◆ GIVEN DATA ◆
---

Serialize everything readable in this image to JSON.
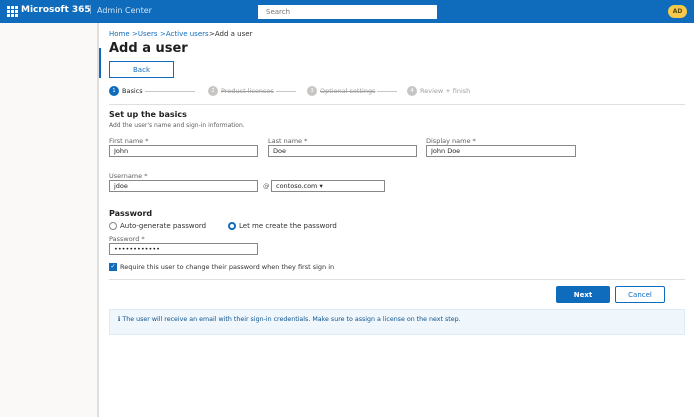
{
  "header": {
    "brand": "Microsoft 365",
    "separator": "|",
    "app": "Admin Center",
    "search_placeholder": "Search",
    "avatar": "AD"
  },
  "breadcrumb": [
    "Home",
    ">Users",
    ">Active users",
    ">Add a user"
  ],
  "page_title": "Add a user",
  "back_label": "Back",
  "steps": [
    {
      "num": "1",
      "label": "Basics"
    },
    {
      "num": "2",
      "label": "Product licenses"
    },
    {
      "num": "3",
      "label": "Optional settings"
    },
    {
      "num": "4",
      "label": "Review + finish"
    }
  ],
  "section": {
    "title": "Set up the basics",
    "subtitle": "Add the user's name and sign-in information."
  },
  "fields": {
    "first_name": {
      "label": "First name *",
      "value": "John"
    },
    "last_name": {
      "label": "Last name *",
      "value": "Doe"
    },
    "display_name": {
      "label": "Display name *",
      "value": "John Doe"
    },
    "username": {
      "label": "Username *",
      "value": "jdoe"
    },
    "at": "@",
    "domain": {
      "value": "contoso.com",
      "caret": "▾"
    }
  },
  "password": {
    "title": "Password",
    "auto_label": "Auto-generate password",
    "create_label": "Let me create the password",
    "field_label": "Password *",
    "value": "••••••••••••",
    "require_change_label": "Require this user to change their password when they first sign in",
    "check": "✓"
  },
  "actions": {
    "next": "Next",
    "cancel": "Cancel"
  },
  "info": {
    "icon": "ℹ",
    "text": "The user will receive an email with their sign-in credentials. Make sure to assign a license on the next step."
  }
}
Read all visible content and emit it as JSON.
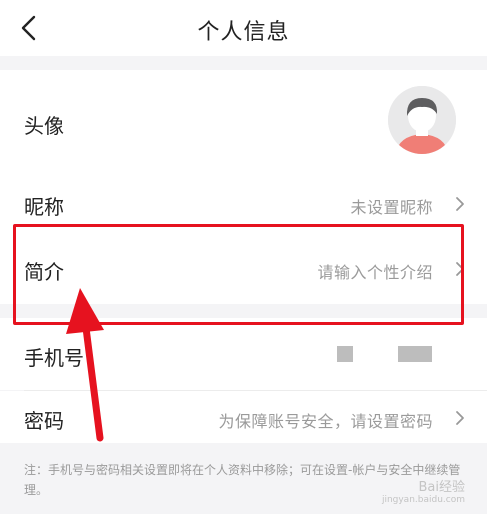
{
  "header": {
    "title": "个人信息",
    "back_icon": "chevron-left-icon"
  },
  "rows": {
    "avatar": {
      "label": "头像",
      "avatar_icon": "user-avatar"
    },
    "nickname": {
      "label": "昵称",
      "value": "未设置昵称"
    },
    "intro": {
      "label": "简介",
      "value": "请输入个性介绍"
    },
    "phone": {
      "label": "手机号",
      "value_masked": true
    },
    "password": {
      "label": "密码",
      "value": "为保障账号安全，请设置密码"
    }
  },
  "footnote": "注：手机号与密码相关设置即将在个人资料中移除；可在设置-帐户与安全中继续管理。",
  "watermark": {
    "text": "Bai经验",
    "sub": "jingyan.baidu.com"
  },
  "colors": {
    "highlight": "#e6121f",
    "arrow": "#e6121f",
    "avatar_skin": "#ffffff",
    "avatar_hair": "#5e5e60",
    "avatar_shirt": "#f07e76"
  }
}
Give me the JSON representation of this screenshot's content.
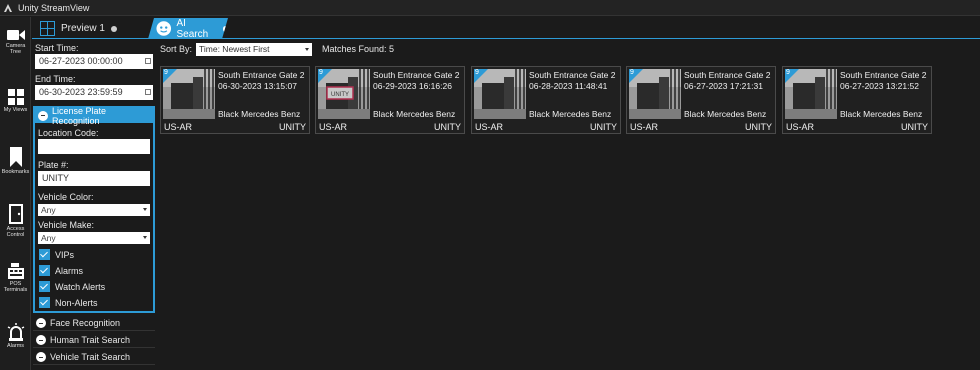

---

◆ THE PROBLEM ◆
Write out the records above once more, word for word, with no pictures.

◆ ANSWER TO THE EXERCISE ◆
Serialize everything readable in this image to JSON.
{
  "header": {
    "brand": "Microsoft 365",
    "separator": "|",
    "app": "Admin Center",
    "search_placeholder": "Search",
    "avatar": "AD"
  },
  "breadcrumb": [
    "Home",
    ">Users",
    ">Active users",
    ">Add a user"
  ],
  "page_title": "Add a user",
  "back_label": "Back",
  "steps": [
    {
      "num": "1",
      "label": "Basics"
    },
    {
      "num": "2",
      "label": "Product licenses"
    },
    {
      "num": "3",
      "label": "Optional settings"
    },
    {
      "num": "4",
      "label": "Review + finish"
    }
  ],
  "section": {
    "title": "Set up the basics",
    "subtitle": "Add the user's name and sign-in information."
  },
  "fields": {
    "first_name": {
      "label": "First name *",
      "value": "John"
    },
    "last_name": {
      "label": "Last name *",
      "value": "Doe"
    },
    "display_name": {
      "label": "Display name *",
      "value": "John Doe"
    },
    "username": {
      "label": "Username *",
      "value": "jdoe"
    },
    "at": "@",
    "domain": {
      "value": "contoso.com",
      "caret": "▾"
    }
  },
  "password": {
    "title": "Password",
    "auto_label": "Auto-generate password",
    "create_label": "Let me create the password",
    "field_label": "Password *",
    "value": "••••••••••••",
    "require_change_label": "Require this user to change their password when they first sign in",
    "check": "✓"
  },
  "actions": {
    "next": "Next",
    "cancel": "Cancel"
  },
  "info": {
    "icon": "ℹ",
    "text": "The user will receive an email with their sign-in credentials. Make sure to assign a license on the next step."
  }
}
Read all visible content and emit it as JSON.
{
  "header": {
    "title": "个人信息",
    "back_icon": "chevron-left-icon"
  },
  "rows": {
    "avatar": {
      "label": "头像",
      "avatar_icon": "user-avatar"
    },
    "nickname": {
      "label": "昵称",
      "value": "未设置昵称"
    },
    "intro": {
      "label": "简介",
      "value": "请输入个性介绍"
    },
    "phone": {
      "label": "手机号",
      "value_masked": true
    },
    "password": {
      "label": "密码",
      "value": "为保障账号安全，请设置密码"
    }
  },
  "footnote": "注：手机号与密码相关设置即将在个人资料中移除；可在设置-帐户与安全中继续管理。",
  "watermark": {
    "text": "Bai经验",
    "sub": "jingyan.baidu.com"
  },
  "colors": {
    "highlight": "#e6121f",
    "arrow": "#e6121f",
    "avatar_skin": "#ffffff",
    "avatar_hair": "#5e5e60",
    "avatar_shirt": "#f07e76"
  }
}
Give me the JSON representation of this screenshot's content.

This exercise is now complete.